> **REQUIREMENTS**
Each entry must be given again exactly; images do not belong in the copy.

> **INPUT MATERIAL**
———

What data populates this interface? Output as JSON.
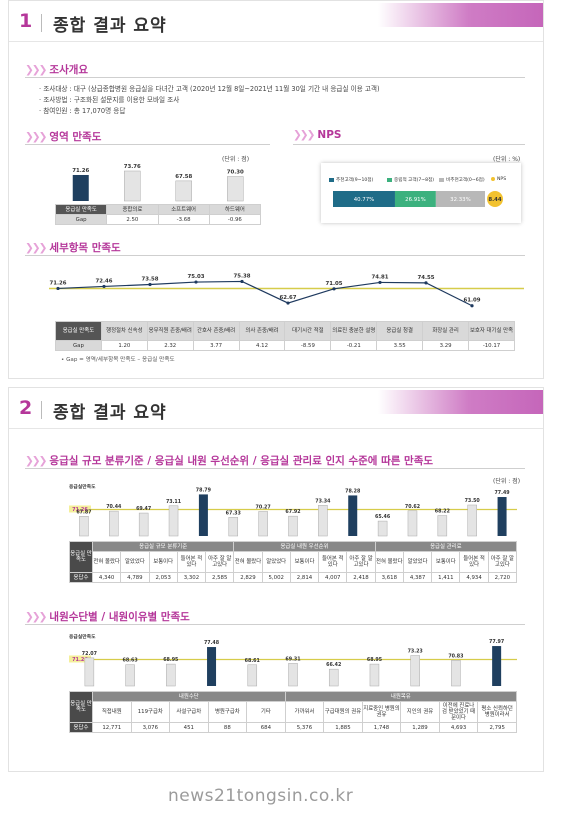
{
  "slide1": {
    "num": "1",
    "title": "종합 결과 요약",
    "survey": {
      "heading": "조사개요",
      "lines": [
        "· 조사대상 : 대구 (상급종합병원 응급실을 다녀간 고객 (2020년 12월 8일~2021년 11월 30일 기간 내 응급실 이용 고객)",
        "· 조사방법 : 구조화된 설문지를 이용한 모바일 조사",
        "· 참여인원 : 총 17,070명 응답"
      ]
    },
    "area": {
      "heading": "영역 만족도",
      "unit": "(단위 : 점)",
      "row_label_name": "응급실 만족도",
      "row_label_gap": "Gap",
      "categories": [
        "응급실 만족도",
        "응급실 만족도",
        "의료진",
        "소프트웨어",
        "하드웨어"
      ],
      "headers": [
        "응급실 만족도",
        "종합의료",
        "소프트웨어",
        "하드웨어"
      ],
      "gaps": [
        "2.50",
        "-3.68",
        "-0.96"
      ]
    },
    "nps": {
      "heading": "NPS",
      "unit": "(단위 : %)",
      "legend": [
        "추천고객(9~10점)",
        "중립적 고객(7~8점)",
        "비추천고객(0~6점)",
        "NPS"
      ],
      "values_label": [
        "40.77%",
        "26.91%",
        "32.33%"
      ],
      "score": "8.44"
    },
    "detail": {
      "heading": "세부항목 만족도",
      "headers": [
        "응급실 만족도",
        "행정절차 신속성",
        "응무직원 존중/배려",
        "간호사 존중/배려",
        "의사 존중/배려",
        "대기시간 적절",
        "의료진 충분한 설명",
        "응급실 청결",
        "화장실 관리",
        "보호자 대기실 만족"
      ],
      "gap_label": "Gap",
      "gaps": [
        "1.20",
        "2.32",
        "3.77",
        "4.12",
        "-8.59",
        "-0.21",
        "3.55",
        "3.29",
        "-10.17"
      ],
      "note": "• Gap = 영역/세부항목 만족도 – 응급실 만족도"
    }
  },
  "slide2": {
    "num": "2",
    "title": "종합 결과 요약",
    "sec_a": {
      "heading": "응급실 규모 분류기준 / 응급실 내원 우선순위 / 응급실 관리료 인지 수준에 따른 만족도",
      "unit": "(단위 : 점)",
      "ref_label": "응급실만족도",
      "ref_value": "71.26",
      "left_label": "응급실 만족도",
      "n_label": "응답수",
      "groups": [
        "응급실 규모 분류기준",
        "응급실 내원 우선순위",
        "응급실 관리료"
      ],
      "subs": [
        "전혀 몰랐다",
        "알았었다",
        "보통이다",
        "들어본 적 있다",
        "아주 잘 알고있다",
        "전혀 몰랐다",
        "알았었다",
        "보통이다",
        "들어본 적 있다",
        "아주 잘 알고있다",
        "전혀 몰랐다",
        "알았었다",
        "보통이다",
        "들어본 적 있다",
        "아주 잘 알고있다"
      ],
      "counts": [
        "4,340",
        "4,789",
        "2,053",
        "3,302",
        "2,585",
        "2,829",
        "5,002",
        "2,814",
        "4,007",
        "2,418",
        "3,618",
        "4,387",
        "1,411",
        "4,934",
        "2,720"
      ]
    },
    "sec_b": {
      "heading": "내원수단별 / 내원이유별 만족도",
      "ref_label": "응급실만족도",
      "ref_value": "71.26",
      "left_label": "응급실 만족도",
      "n_label": "응답수",
      "groups": [
        "내원수단",
        "내원목유"
      ],
      "subs": [
        "직접내원",
        "119구급차",
        "사설구급차",
        "병원구급차",
        "기타",
        "가까워서",
        "구급대원의 권유",
        "지료중인 병원의 권유",
        "지인의 권유",
        "이전에 진료나 검 받았었기 때문이다",
        "평소 신뢰하던 병원이라서"
      ],
      "counts": [
        "12,771",
        "3,076",
        "451",
        "88",
        "684",
        "5,376",
        "1,885",
        "1,748",
        "1,289",
        "4,693",
        "2,795"
      ]
    }
  },
  "watermark": "news21tongsin.co.kr",
  "chart_data": [
    {
      "type": "bar",
      "title": "영역 만족도",
      "categories": [
        "응급실 만족도",
        "종합의료",
        "소프트웨어",
        "하드웨어"
      ],
      "values": [
        71.26,
        73.76,
        67.58,
        70.3
      ]
    },
    {
      "type": "bar",
      "title": "NPS",
      "categories": [
        "추천고객(9~10점)",
        "중립적 고객(7~8점)",
        "비추천고객(0~6점)"
      ],
      "values": [
        40.77,
        26.91,
        32.33
      ],
      "nps": 8.44
    },
    {
      "type": "line",
      "title": "세부항목 만족도",
      "categories": [
        "응급실 만족도",
        "행정절차 신속성",
        "응무직원 존중/배려",
        "간호사 존중/배려",
        "의사 존중/배려",
        "대기시간 적절",
        "의료진 충분한 설명",
        "응급실 청결",
        "화장실 관리",
        "보호자 대기실 만족"
      ],
      "values": [
        71.26,
        72.46,
        73.58,
        75.03,
        75.38,
        62.67,
        71.05,
        74.81,
        74.55,
        61.09
      ],
      "reference": 71.26
    },
    {
      "type": "bar",
      "title": "응급실 규모 분류기준 / 응급실 내원 우선순위 / 응급실 관리료 인지 수준에 따른 만족도",
      "values": [
        67.87,
        70.44,
        69.47,
        73.11,
        78.79,
        67.33,
        70.27,
        67.92,
        73.34,
        78.28,
        65.46,
        70.62,
        68.22,
        73.5,
        77.49
      ],
      "reference": 71.26
    },
    {
      "type": "bar",
      "title": "내원수단별 / 내원이유별 만족도",
      "values": [
        72.07,
        68.63,
        68.95,
        77.48,
        68.61,
        69.31,
        66.42,
        68.95,
        73.23,
        70.83,
        77.97
      ],
      "reference": 71.26
    }
  ]
}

———

> **ANSWER TO THIS EXERCISE**
What data populates this interface? Output as JSON.
{
  "slide1": {
    "num": "1",
    "title": "종합 결과 요약",
    "survey": {
      "heading": "조사개요",
      "lines": [
        "· 조사대상 : 대구 (상급종합병원 응급실을 다녀간 고객 (2020년 12월 8일~2021년 11월 30일 기간 내 응급실 이용 고객)",
        "· 조사방법 : 구조화된 설문지를 이용한 모바일 조사",
        "· 참여인원 : 총 17,070명 응답"
      ]
    },
    "area": {
      "heading": "영역 만족도",
      "unit": "(단위 : 점)",
      "row_label_name": "응급실 만족도",
      "row_label_gap": "Gap",
      "categories": [
        "응급실 만족도",
        "응급실 만족도",
        "의료진",
        "소프트웨어",
        "하드웨어"
      ],
      "headers": [
        "응급실 만족도",
        "종합의료",
        "소프트웨어",
        "하드웨어"
      ],
      "gaps": [
        "2.50",
        "-3.68",
        "-0.96"
      ]
    },
    "nps": {
      "heading": "NPS",
      "unit": "(단위 : %)",
      "legend": [
        "추천고객(9~10점)",
        "중립적 고객(7~8점)",
        "비추천고객(0~6점)",
        "NPS"
      ],
      "values_label": [
        "40.77%",
        "26.91%",
        "32.33%"
      ],
      "score": "8.44"
    },
    "detail": {
      "heading": "세부항목 만족도",
      "headers": [
        "응급실 만족도",
        "행정절차 신속성",
        "응무직원 존중/배려",
        "간호사 존중/배려",
        "의사 존중/배려",
        "대기시간 적절",
        "의료진 충분한 설명",
        "응급실 청결",
        "화장실 관리",
        "보호자 대기실 만족"
      ],
      "gap_label": "Gap",
      "gaps": [
        "1.20",
        "2.32",
        "3.77",
        "4.12",
        "-8.59",
        "-0.21",
        "3.55",
        "3.29",
        "-10.17"
      ],
      "note": "• Gap = 영역/세부항목 만족도 – 응급실 만족도"
    }
  },
  "slide2": {
    "num": "2",
    "title": "종합 결과 요약",
    "sec_a": {
      "heading": "응급실 규모 분류기준 / 응급실 내원 우선순위 / 응급실 관리료 인지 수준에 따른 만족도",
      "unit": "(단위 : 점)",
      "ref_label": "응급실만족도",
      "ref_value": "71.26",
      "left_label": "응급실 만족도",
      "n_label": "응답수",
      "groups": [
        "응급실 규모 분류기준",
        "응급실 내원 우선순위",
        "응급실 관리료"
      ],
      "subs": [
        "전혀 몰랐다",
        "알았었다",
        "보통이다",
        "들어본 적 있다",
        "아주 잘 알고있다",
        "전혀 몰랐다",
        "알았었다",
        "보통이다",
        "들어본 적 있다",
        "아주 잘 알고있다",
        "전혀 몰랐다",
        "알았었다",
        "보통이다",
        "들어본 적 있다",
        "아주 잘 알고있다"
      ],
      "counts": [
        "4,340",
        "4,789",
        "2,053",
        "3,302",
        "2,585",
        "2,829",
        "5,002",
        "2,814",
        "4,007",
        "2,418",
        "3,618",
        "4,387",
        "1,411",
        "4,934",
        "2,720"
      ]
    },
    "sec_b": {
      "heading": "내원수단별 / 내원이유별 만족도",
      "ref_label": "응급실만족도",
      "ref_value": "71.26",
      "left_label": "응급실 만족도",
      "n_label": "응답수",
      "groups": [
        "내원수단",
        "내원목유"
      ],
      "subs": [
        "직접내원",
        "119구급차",
        "사설구급차",
        "병원구급차",
        "기타",
        "가까워서",
        "구급대원의 권유",
        "지료중인 병원의 권유",
        "지인의 권유",
        "이전에 진료나 검 받았었기 때문이다",
        "평소 신뢰하던 병원이라서"
      ],
      "counts": [
        "12,771",
        "3,076",
        "451",
        "88",
        "684",
        "5,376",
        "1,885",
        "1,748",
        "1,289",
        "4,693",
        "2,795"
      ]
    }
  },
  "watermark": "news21tongsin.co.kr",
  "chart_data": [
    {
      "type": "bar",
      "title": "영역 만족도",
      "categories": [
        "응급실 만족도",
        "종합의료",
        "소프트웨어",
        "하드웨어"
      ],
      "values": [
        71.26,
        73.76,
        67.58,
        70.3
      ]
    },
    {
      "type": "bar",
      "title": "NPS",
      "categories": [
        "추천고객(9~10점)",
        "중립적 고객(7~8점)",
        "비추천고객(0~6점)"
      ],
      "values": [
        40.77,
        26.91,
        32.33
      ],
      "nps": 8.44
    },
    {
      "type": "line",
      "title": "세부항목 만족도",
      "categories": [
        "응급실 만족도",
        "행정절차 신속성",
        "응무직원 존중/배려",
        "간호사 존중/배려",
        "의사 존중/배려",
        "대기시간 적절",
        "의료진 충분한 설명",
        "응급실 청결",
        "화장실 관리",
        "보호자 대기실 만족"
      ],
      "values": [
        71.26,
        72.46,
        73.58,
        75.03,
        75.38,
        62.67,
        71.05,
        74.81,
        74.55,
        61.09
      ],
      "reference": 71.26
    },
    {
      "type": "bar",
      "title": "응급실 규모 분류기준 / 응급실 내원 우선순위 / 응급실 관리료 인지 수준에 따른 만족도",
      "values": [
        67.87,
        70.44,
        69.47,
        73.11,
        78.79,
        67.33,
        70.27,
        67.92,
        73.34,
        78.28,
        65.46,
        70.62,
        68.22,
        73.5,
        77.49
      ],
      "reference": 71.26
    },
    {
      "type": "bar",
      "title": "내원수단별 / 내원이유별 만족도",
      "values": [
        72.07,
        68.63,
        68.95,
        77.48,
        68.61,
        69.31,
        66.42,
        68.95,
        73.23,
        70.83,
        77.97
      ],
      "reference": 71.26
    }
  ]
}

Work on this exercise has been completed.